--- Data for this exercise ---

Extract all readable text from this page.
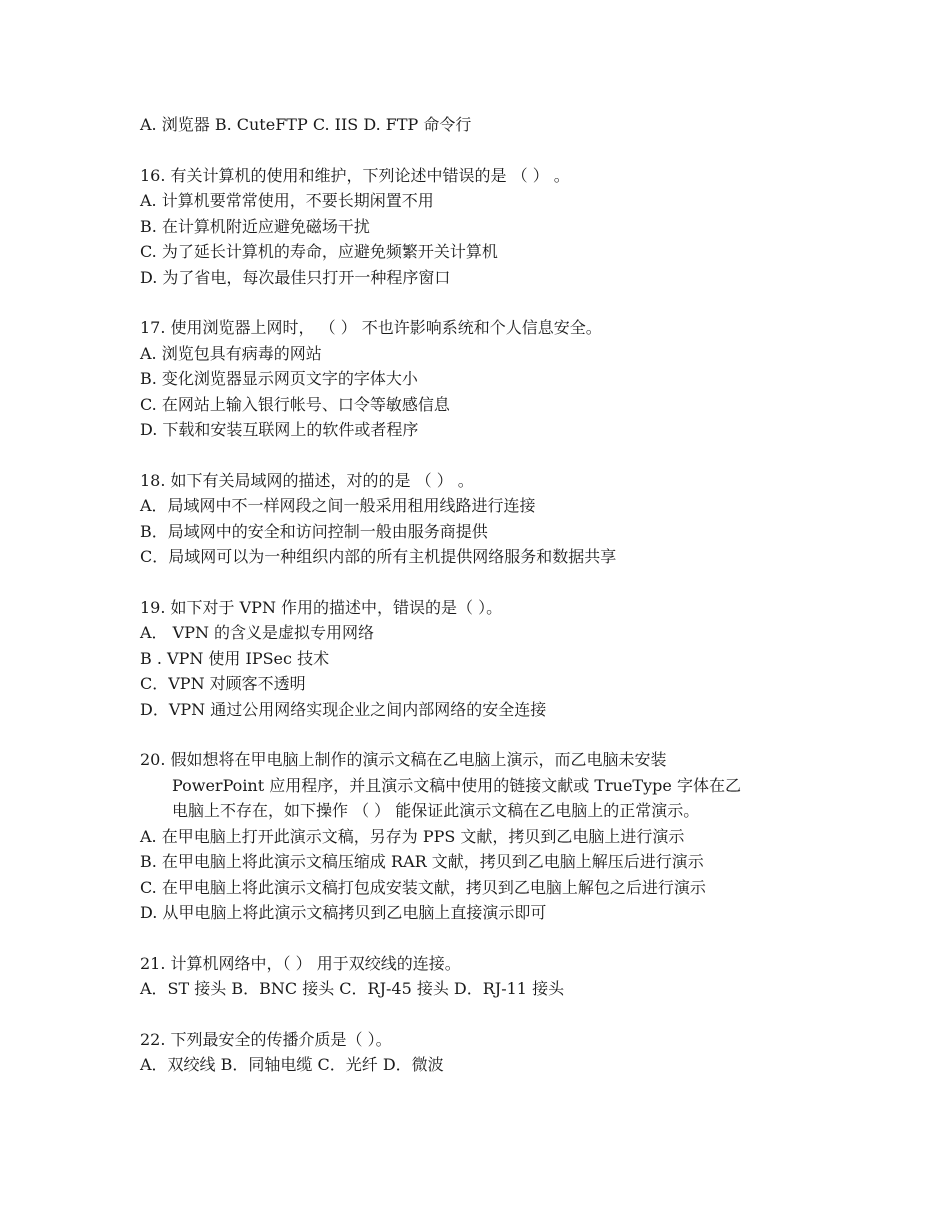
A. 浏览器 B. CuteFTP C. IIS D. FTP 命令行
16. 有关计算机的使用和维护，下列论述中错误的是 （ ） 。
A. 计算机要常常使用，不要长期闲置不用
B. 在计算机附近应避免磁场干扰
C. 为了延长计算机的寿命，应避免频繁开关计算机
D. 为了省电，每次最佳只打开一种程序窗口
17. 使用浏览器上网时， （ ） 不也许影响系统和个人信息安全。
A. 浏览包具有病毒的网站
B. 变化浏览器显示网页文字的字体大小
C. 在网站上输入银行帐号、口令等敏感信息
D. 下载和安装互联网上的软件或者程序
18. 如下有关局域网的描述，对的的是 （ ） 。
A．局域网中不一样网段之间一般采用租用线路进行连接
B．局域网中的安全和访问控制一般由服务商提供
C．局域网可以为一种组织内部的所有主机提供网络服务和数据共享
19. 如下对于 VPN 作用的描述中，错误的是（ ）。
A． VPN 的含义是虚拟专用网络
B . VPN 使用 IPSec 技术
C．VPN 对顾客不透明
D．VPN 通过公用网络实现企业之间内部网络的安全连接
20. 假如想将在甲电脑上制作的演示文稿在乙电脑上演示，而乙电脑未安装
PowerPoint 应用程序，并且演示文稿中使用的链接文献或 TrueType 字体在乙
电脑上不存在，如下操作 （ ） 能保证此演示文稿在乙电脑上的正常演示。
A. 在甲电脑上打开此演示文稿，另存为 PPS 文献，拷贝到乙电脑上进行演示
B. 在甲电脑上将此演示文稿压缩成 RAR 文献，拷贝到乙电脑上解压后进行演示
C. 在甲电脑上将此演示文稿打包成安装文献，拷贝到乙电脑上解包之后进行演示
D. 从甲电脑上将此演示文稿拷贝到乙电脑上直接演示即可
21. 计算机网络中，（ ） 用于双绞线的连接。
A．ST 接头 B．BNC 接头 C．RJ-45 接头 D．RJ-11 接头
22. 下列最安全的传播介质是（ ）。
A．双绞线 B．同轴电缆 C．光纤 D．微波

---

» Direction
Copy the whole listing above word for word but do not carry over the pictures.

» Complete answer
Extract all readable text from this page.
A. 浏览器 B. CuteFTP C. IIS D. FTP 命令行
16. 有关计算机的使用和维护，下列论述中错误的是 （ ） 。
A. 计算机要常常使用，不要长期闲置不用
B. 在计算机附近应避免磁场干扰
C. 为了延长计算机的寿命，应避免频繁开关计算机
D. 为了省电，每次最佳只打开一种程序窗口
17. 使用浏览器上网时， （ ） 不也许影响系统和个人信息安全。
A. 浏览包具有病毒的网站
B. 变化浏览器显示网页文字的字体大小
C. 在网站上输入银行帐号、口令等敏感信息
D. 下载和安装互联网上的软件或者程序
18. 如下有关局域网的描述，对的的是 （ ） 。
A．局域网中不一样网段之间一般采用租用线路进行连接
B．局域网中的安全和访问控制一般由服务商提供
C．局域网可以为一种组织内部的所有主机提供网络服务和数据共享
19. 如下对于 VPN 作用的描述中，错误的是（ ）。
A． VPN 的含义是虚拟专用网络
B . VPN 使用 IPSec 技术
C．VPN 对顾客不透明
D．VPN 通过公用网络实现企业之间内部网络的安全连接
20. 假如想将在甲电脑上制作的演示文稿在乙电脑上演示，而乙电脑未安装
PowerPoint 应用程序，并且演示文稿中使用的链接文献或 TrueType 字体在乙
电脑上不存在，如下操作 （ ） 能保证此演示文稿在乙电脑上的正常演示。
A. 在甲电脑上打开此演示文稿，另存为 PPS 文献，拷贝到乙电脑上进行演示
B. 在甲电脑上将此演示文稿压缩成 RAR 文献，拷贝到乙电脑上解压后进行演示
C. 在甲电脑上将此演示文稿打包成安装文献，拷贝到乙电脑上解包之后进行演示
D. 从甲电脑上将此演示文稿拷贝到乙电脑上直接演示即可
21. 计算机网络中，（ ） 用于双绞线的连接。
A．ST 接头 B．BNC 接头 C．RJ-45 接头 D．RJ-11 接头
22. 下列最安全的传播介质是（ ）。
A．双绞线 B．同轴电缆 C．光纤 D．微波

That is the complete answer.